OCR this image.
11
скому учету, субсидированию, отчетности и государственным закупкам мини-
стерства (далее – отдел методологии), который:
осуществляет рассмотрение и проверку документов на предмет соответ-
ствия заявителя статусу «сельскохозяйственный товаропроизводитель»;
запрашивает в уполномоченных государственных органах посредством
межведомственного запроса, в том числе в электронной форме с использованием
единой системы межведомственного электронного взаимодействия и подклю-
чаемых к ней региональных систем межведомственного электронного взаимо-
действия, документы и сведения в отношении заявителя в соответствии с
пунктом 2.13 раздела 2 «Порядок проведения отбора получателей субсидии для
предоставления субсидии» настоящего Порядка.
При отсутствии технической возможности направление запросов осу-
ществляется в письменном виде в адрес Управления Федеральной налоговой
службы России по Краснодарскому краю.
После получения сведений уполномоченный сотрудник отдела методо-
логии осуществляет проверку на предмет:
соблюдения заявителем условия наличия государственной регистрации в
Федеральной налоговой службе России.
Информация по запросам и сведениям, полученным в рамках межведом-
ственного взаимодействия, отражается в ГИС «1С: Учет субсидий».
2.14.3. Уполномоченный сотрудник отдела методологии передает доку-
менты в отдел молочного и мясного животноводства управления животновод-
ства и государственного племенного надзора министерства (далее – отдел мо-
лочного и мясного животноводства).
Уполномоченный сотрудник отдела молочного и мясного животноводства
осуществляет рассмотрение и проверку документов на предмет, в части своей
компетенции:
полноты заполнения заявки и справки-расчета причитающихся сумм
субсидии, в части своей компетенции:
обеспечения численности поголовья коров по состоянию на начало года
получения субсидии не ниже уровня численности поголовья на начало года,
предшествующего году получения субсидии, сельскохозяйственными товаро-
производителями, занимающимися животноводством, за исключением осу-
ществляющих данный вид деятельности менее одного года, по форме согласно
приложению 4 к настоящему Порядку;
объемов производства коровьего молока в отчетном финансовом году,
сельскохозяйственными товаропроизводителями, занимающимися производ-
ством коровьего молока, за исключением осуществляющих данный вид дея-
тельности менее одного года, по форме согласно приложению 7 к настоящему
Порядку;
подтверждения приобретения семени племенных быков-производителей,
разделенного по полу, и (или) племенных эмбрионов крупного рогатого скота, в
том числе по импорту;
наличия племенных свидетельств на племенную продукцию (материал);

EXERCISE GOAL: Return the whole listing exactly.

TASK RESPONSE:
OCR this image.
11
скому учету, субсидированию, отчетности и государственным закупкам мини-
стерства (далее – отдел методологии), который:
осуществляет рассмотрение и проверку документов на предмет соответ-
ствия заявителя статусу «сельскохозяйственный товаропроизводитель»;
запрашивает в уполномоченных государственных органах посредством
межведомственного запроса, в том числе в электронной форме с использованием
единой системы межведомственного электронного взаимодействия и подклю-
чаемых к ней региональных систем межведомственного электронного взаимо-
действия, документы и сведения в отношении заявителя в соответствии с
пунктом 2.13 раздела 2 «Порядок проведения отбора получателей субсидии для
предоставления субсидии» настоящего Порядка.
При отсутствии технической возможности направление запросов осу-
ществляется в письменном виде в адрес Управления Федеральной налоговой
службы России по Краснодарскому краю.
После получения сведений уполномоченный сотрудник отдела методо-
логии осуществляет проверку на предмет:
соблюдения заявителем условия наличия государственной регистрации в
Федеральной налоговой службе России.
Информация по запросам и сведениям, полученным в рамках межведом-
ственного взаимодействия, отражается в ГИС «1С: Учет субсидий».
2.14.3. Уполномоченный сотрудник отдела методологии передает доку-
менты в отдел молочного и мясного животноводства управления животновод-
ства и государственного племенного надзора министерства (далее – отдел мо-
лочного и мясного животноводства).
Уполномоченный сотрудник отдела молочного и мясного животноводства
осуществляет рассмотрение и проверку документов на предмет, в части своей
компетенции:
полноты заполнения заявки и справки-расчета причитающихся сумм
субсидии, в части своей компетенции:
обеспечения численности поголовья коров по состоянию на начало года
получения субсидии не ниже уровня численности поголовья на начало года,
предшествующего году получения субсидии, сельскохозяйственными товаро-
производителями, занимающимися животноводством, за исключением осу-
ществляющих данный вид деятельности менее одного года, по форме согласно
приложению 4 к настоящему Порядку;
объемов производства коровьего молока в отчетном финансовом году,
сельскохозяйственными товаропроизводителями, занимающимися производ-
ством коровьего молока, за исключением осуществляющих данный вид дея-
тельности менее одного года, по форме согласно приложению 7 к настоящему
Порядку;
подтверждения приобретения семени племенных быков-производителей,
разделенного по полу, и (или) племенных эмбрионов крупного рогатого скота, в
том числе по импорту;
наличия племенных свидетельств на племенную продукцию (материал);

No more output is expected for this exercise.